-- Some records --
##############################
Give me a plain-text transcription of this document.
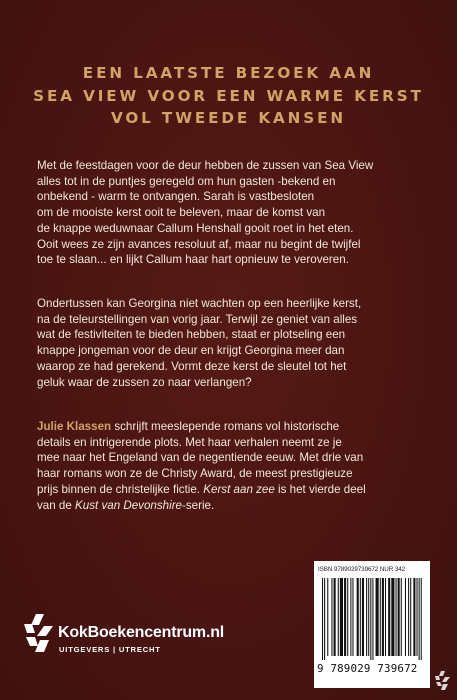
EEN LAATSTE BEZOEK AAN
SEA VIEW VOOR EEN WARME KERST
VOL TWEEDE KANSEN
Met de feestdagen voor de deur hebben de zussen van Sea View
alles tot in de puntjes geregeld om hun gasten -bekend en
onbekend - warm te ontvangen. Sarah is vastbesloten
om de mooiste kerst ooit te beleven, maar de komst van
de knappe weduwnaar Callum Henshall gooit roet in het eten.
Ooit wees ze zijn avances resoluut af, maar nu begint de twijfel
toe te slaan... en lijkt Callum haar hart opnieuw te veroveren.
Ondertussen kan Georgina niet wachten op een heerlijke kerst,
na de teleurstellingen van vorig jaar. Terwijl ze geniet van alles
wat de festiviteiten te bieden hebben, staat er plotseling een
knappe jongeman voor de deur en krijgt Georgina meer dan
waarop ze had gerekend. Vormt deze kerst de sleutel tot het
geluk waar de zussen zo naar verlangen?
Julie Klassen schrijft meeslepende romans vol historische
details en intrigerende plots. Met haar verhalen neemt ze je
mee naar het Engeland van de negentiende eeuw. Met drie van
haar romans won ze de Christy Award, de meest prestigieuze
prijs binnen de christelijke fictie. Kerst aan zee is het vierde deel
van de Kust van Devonshire-serie.
KokBoekencentrum.nl
UITGEVERS | UTRECHT
ISBN 9789029739672 NUR 342
9 789029 739672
##############################
-- BRIEF --
Pictures are excluded; copy all other data exactly as shown.

-- RESPONSE FOR THIS EXERCISE --
Give me a plain-text transcription of this document.
EEN LAATSTE BEZOEK AAN
SEA VIEW VOOR EEN WARME KERST
VOL TWEEDE KANSEN
Met de feestdagen voor de deur hebben de zussen van Sea View
alles tot in de puntjes geregeld om hun gasten -bekend en
onbekend - warm te ontvangen. Sarah is vastbesloten
om de mooiste kerst ooit te beleven, maar de komst van
de knappe weduwnaar Callum Henshall gooit roet in het eten.
Ooit wees ze zijn avances resoluut af, maar nu begint de twijfel
toe te slaan... en lijkt Callum haar hart opnieuw te veroveren.
Ondertussen kan Georgina niet wachten op een heerlijke kerst,
na de teleurstellingen van vorig jaar. Terwijl ze geniet van alles
wat de festiviteiten te bieden hebben, staat er plotseling een
knappe jongeman voor de deur en krijgt Georgina meer dan
waarop ze had gerekend. Vormt deze kerst de sleutel tot het
geluk waar de zussen zo naar verlangen?
Julie Klassen schrijft meeslepende romans vol historische
details en intrigerende plots. Met haar verhalen neemt ze je
mee naar het Engeland van de negentiende eeuw. Met drie van
haar romans won ze de Christy Award, de meest prestigieuze
prijs binnen de christelijke fictie. Kerst aan zee is het vierde deel
van de Kust van Devonshire-serie.
KokBoekencentrum.nl
UITGEVERS | UTRECHT
ISBN 9789029739672 NUR 342
9 789029 739672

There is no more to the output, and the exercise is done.